[Extracted records]
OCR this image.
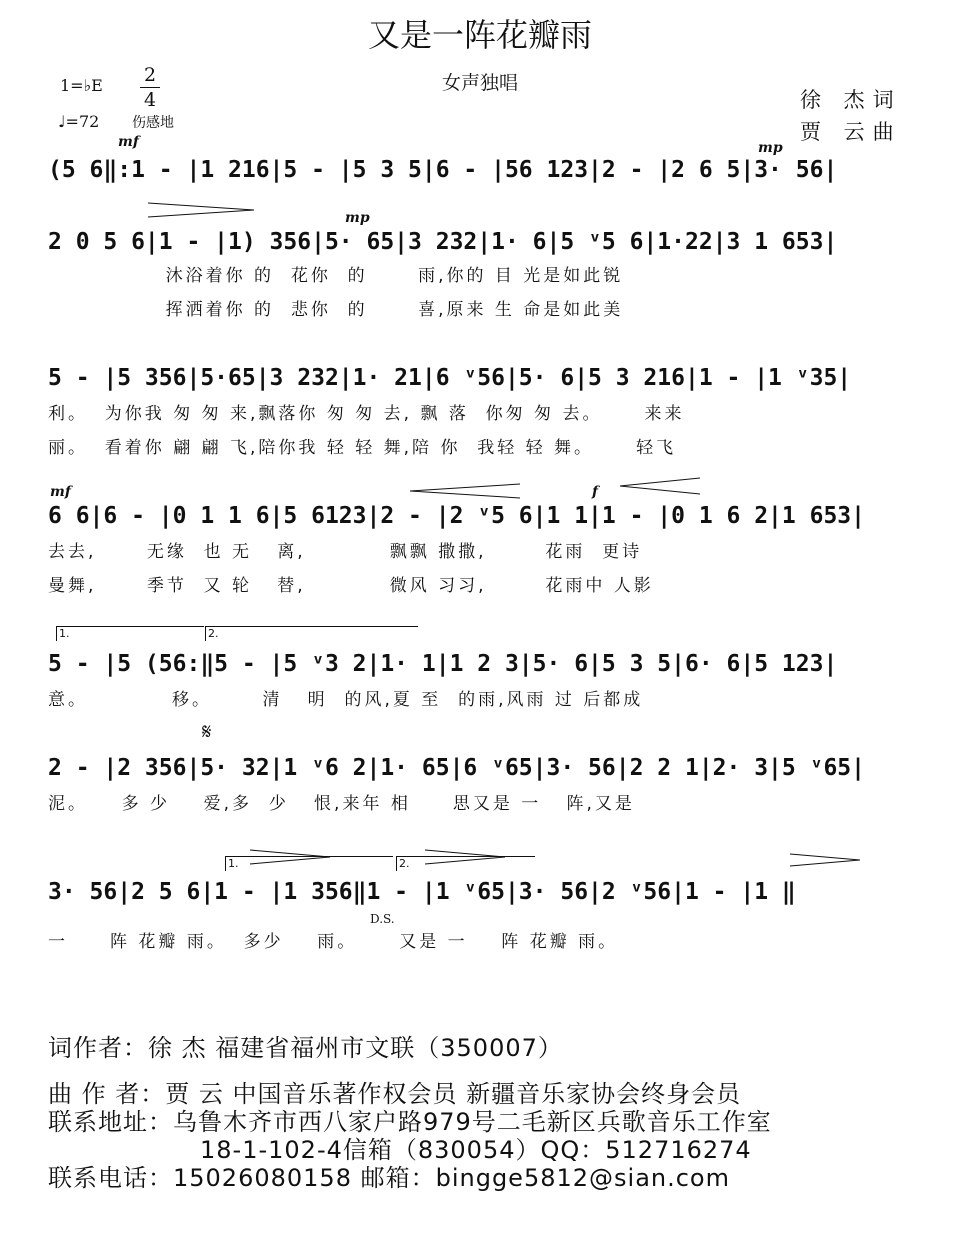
又是一阵花瓣雨
女声独唱
徐 杰词
贾 云曲
1=♭E 2
4
♩=72 伤感地
mf	mp
mp
mf	f
𝄋
D.S.
1.	2.
1.	2.
(5 6‖:1 - |1 216|5 - |5 3 5|6 - |56 123|2 - |2 6 5|3· 56|
2 0 5 6|1 - |1) 356|5· 65|3 232|1· 6|5 ᵛ5 6|1·22|3 1 653|
沐浴着你 的  花你  的      雨,你的 目 光是如此锐
挥洒着你 的  悲你  的      喜,原来 生 命是如此美
5 - |5 356|5·65|3 232|1· 21|6 ᵛ56|5· 6|5 3 216|1 - |1 ᵛ35|
利。  为你我 匆 匆 来,飘落你 匆 匆 去, 飘 落  你匆 匆 去。     来来
丽。  看着你 翩 翩 飞,陪你我 轻 轻 舞,陪 你  我轻 轻 舞。     轻飞
6 6|6 - |0 1 1 6|5 6123|2 - |2 ᵛ5 6|1 1|1 - |0 1 6 2|1 653|
去去,      无缘  也 无   离,          飘飘 撒撒,       花雨  更诗
曼舞,      季节  又 轮   替,          微风 习习,       花雨中 人影
5 - |5 (56:‖5 - |5 ᵛ3 2|1· 1|1 2 3|5· 6|5 3 5|6· 6|5 123|
意。          移。      清   明  的风,夏 至  的雨,风雨 过 后都成
2 - |2 356|5· 32|1 ᵛ6 2|1· 65|6 ᵛ65|3· 56|2 2 1|2· 3|5 ᵛ65|
泥。    多 少    爱,多  少   恨,来年 相     思又是 一   阵,又是
3· 56|2 5 6|1 - |1 356‖1 - |1 ᵛ65|3· 56|2 ᵛ56|1 - |1 ‖
一     阵 花瓣 雨。  多少    雨。     又是 一    阵 花瓣 雨。
词作者：徐 杰 福建省福州市文联（350007）
曲 作 者：贾 云 中国音乐著作权会员 新疆音乐家协会终身会员
联系地址：乌鲁木齐市西八家户路979号二毛新区兵歌音乐工作室
18-1-102-4信箱（830054）QQ：512716274
联系电话：15026080158 邮箱：bingge5812@sian.com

What you will do:
Copy each line exactly, and leave the pictures out of your copy.

The output:
OCR this image.
又是一阵花瓣雨
女声独唱
徐 杰词
贾 云曲
1=♭E 2
4
♩=72 伤感地
mf	mp
mp
mf	f
𝄋
D.S.
1.	2.
1.	2.
(5 6‖:1 - |1 216|5 - |5 3 5|6 - |56 123|2 - |2 6 5|3· 56|
2 0 5 6|1 - |1) 356|5· 65|3 232|1· 6|5 ᵛ5 6|1·22|3 1 653|
沐浴着你 的  花你  的      雨,你的 目 光是如此锐
挥洒着你 的  悲你  的      喜,原来 生 命是如此美
5 - |5 356|5·65|3 232|1· 21|6 ᵛ56|5· 6|5 3 216|1 - |1 ᵛ35|
利。  为你我 匆 匆 来,飘落你 匆 匆 去, 飘 落  你匆 匆 去。     来来
丽。  看着你 翩 翩 飞,陪你我 轻 轻 舞,陪 你  我轻 轻 舞。     轻飞
6 6|6 - |0 1 1 6|5 6123|2 - |2 ᵛ5 6|1 1|1 - |0 1 6 2|1 653|
去去,      无缘  也 无   离,          飘飘 撒撒,       花雨  更诗
曼舞,      季节  又 轮   替,          微风 习习,       花雨中 人影
5 - |5 (56:‖5 - |5 ᵛ3 2|1· 1|1 2 3|5· 6|5 3 5|6· 6|5 123|
意。          移。      清   明  的风,夏 至  的雨,风雨 过 后都成
2 - |2 356|5· 32|1 ᵛ6 2|1· 65|6 ᵛ65|3· 56|2 2 1|2· 3|5 ᵛ65|
泥。    多 少    爱,多  少   恨,来年 相     思又是 一   阵,又是
3· 56|2 5 6|1 - |1 356‖1 - |1 ᵛ65|3· 56|2 ᵛ56|1 - |1 ‖
一     阵 花瓣 雨。  多少    雨。     又是 一    阵 花瓣 雨。
词作者：徐 杰 福建省福州市文联（350007）
曲 作 者：贾 云 中国音乐著作权会员 新疆音乐家协会终身会员
联系地址：乌鲁木齐市西八家户路979号二毛新区兵歌音乐工作室
18-1-102-4信箱（830054）QQ：512716274
联系电话：15026080158 邮箱：bingge5812@sian.com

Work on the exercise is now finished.